TO BE DONE: Set out each line from the following listing that includes the word "Братства".
↓↓↓
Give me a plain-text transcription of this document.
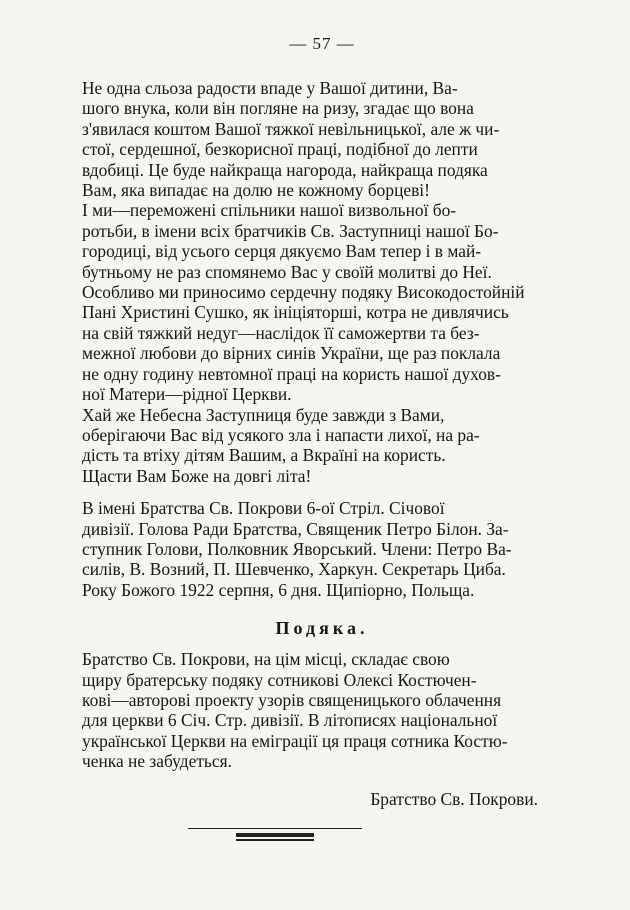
— 57 —

Не одна сльоза радости впаде у Вашої дитини, Ва-
шого внука, коли він погляне на ризу, згадає що вона
з'явилася коштом Вашої тяжкої невільницької, але ж чи-
стої, сердешної, безкорисної праці, подібної до лепти
вдобиці. Це буде найкраща нагорода, найкраща подяка
Вам, яка випадає на долю не кожному борцеві!

І ми—переможені спільники нашої визвольної бо-
ротьби, в імени всіх братчиків Св. Заступниці нашої Бо-
городиці, від усього серця дякуємо Вам тепер і в май-
бутньому не раз спомянемо Вас у своїй молитві до Неї.
Особливо ми приносимо сердечну подяку Високодостойній
Пані Христині Сушко, як ініціяторші, котра не дивлячись
на свій тяжкий недуг—наслідок її саможертви та без-
межної любови до вірних синів України, ще раз поклала
не одну годину невтомної праці на користь нашої духов-
ної Матери—рідної Церкви.

Хай же Небесна Заступниця буде завжди з Вами,
оберігаючи Вас від усякого зла і напасти лихої, на ра-
дість та втіху дітям Вашим, а Вкраїні на користь.
Щасти Вам Боже на довгі літа!

В імені Братства Св. Покрови 6-ої Стріл. Січової
дивізії. Голова Ради Братства, Священик Петро Білон. За-
ступник Голови, Полковник Яворський. Члени: Петро Ва-
силів, В. Возний, П. Шевченко, Харкун. Секретарь Циба.
Року Божого 1922 серпня, 6 дня. Щипіорно, Польща.

Подяка.

Братство Св. Покрови, на цім місці, складає свою
щиру братерську подяку сотникові Олексі Костючен-
кові—авторові проекту узорів священицького облачення
для церкви 6 Січ. Стр. дивізії. В літописях національної
української Церкви на еміграції ця праця сотника Костю-
ченка не забудеться.

Братство Св. Покрови.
↑↑↑
TASK RESULT:
В імені Братства Св. Покрови 6-ої Стріл. Січової
дивізії. Голова Ради Братства, Священик Петро Білон. За-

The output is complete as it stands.